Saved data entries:
-*-*-

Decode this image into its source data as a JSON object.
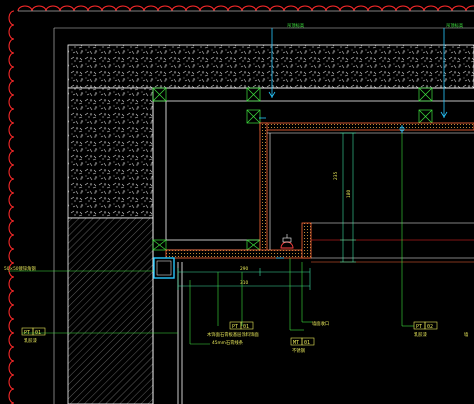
{
  "colors": {
    "background": "#000000",
    "cloud_line": "#ff2a2a",
    "wall": "#ffffff",
    "finish": "#ff6a3a",
    "leader": "#2ee02e",
    "dimension": "#3ee0a0",
    "axis": "#28c8ff",
    "label": "#e8e85a"
  },
  "labels": {
    "top_note_left": "吊顶标高",
    "top_note_right": "吊顶标高",
    "left_side_note": "50×50镀锌角钢",
    "dim_vertical_1": "235",
    "dim_vertical_2": "180",
    "dim_horizontal_1": "290",
    "dim_horizontal_2": "310"
  },
  "tags": [
    {
      "id": "tag-left",
      "code": "PT",
      "num": "01",
      "note": "乳胶漆"
    },
    {
      "id": "tag-mid",
      "code": "PT",
      "num": "01",
      "note": "木饰面",
      "note2": "石膏板基层涂料饰面",
      "note3": "45mm石膏线条"
    },
    {
      "id": "tag-mt",
      "code": "MT",
      "num": "01",
      "note": "不锈钢"
    },
    {
      "id": "tag-right",
      "code": "PT",
      "num": "02",
      "note": "乳胶漆"
    }
  ],
  "icons": {
    "revision_cloud": "revision-cloud-icon",
    "light_fixture": "downlight-icon",
    "column_box": "steel-column-icon"
  }
}
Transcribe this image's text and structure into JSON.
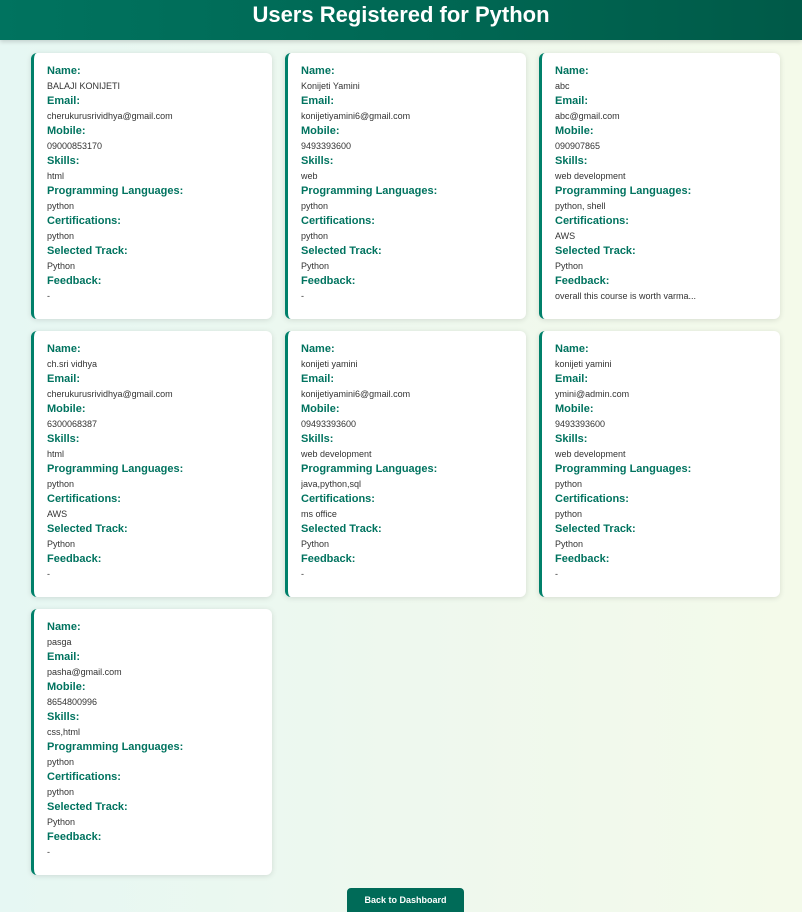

-*-*-

**DIRECTION**
Write out all the entries word for word, but skip any images.

**OUTPUT OF THE EXERCISE**
Decode this image into its source data as a JSON object.
{
  "colors": {
    "background": "#000000",
    "cloud_line": "#ff2a2a",
    "wall": "#ffffff",
    "finish": "#ff6a3a",
    "leader": "#2ee02e",
    "dimension": "#3ee0a0",
    "axis": "#28c8ff",
    "label": "#e8e85a"
  },
  "labels": {
    "top_note_left": "吊顶标高",
    "top_note_right": "吊顶标高",
    "left_side_note": "50×50镀锌角钢",
    "dim_vertical_1": "235",
    "dim_vertical_2": "180",
    "dim_horizontal_1": "290",
    "dim_horizontal_2": "310"
  },
  "tags": [
    {
      "id": "tag-left",
      "code": "PT",
      "num": "01",
      "note": "乳胶漆"
    },
    {
      "id": "tag-mid",
      "code": "PT",
      "num": "01",
      "note": "木饰面",
      "note2": "石膏板基层涂料饰面",
      "note3": "45mm石膏线条"
    },
    {
      "id": "tag-mt",
      "code": "MT",
      "num": "01",
      "note": "不锈钢"
    },
    {
      "id": "tag-right",
      "code": "PT",
      "num": "02",
      "note": "乳胶漆"
    }
  ],
  "icons": {
    "revision_cloud": "revision-cloud-icon",
    "light_fixture": "downlight-icon",
    "column_box": "steel-column-icon"
  }
}
Transcribe this image's text and structure into JSON.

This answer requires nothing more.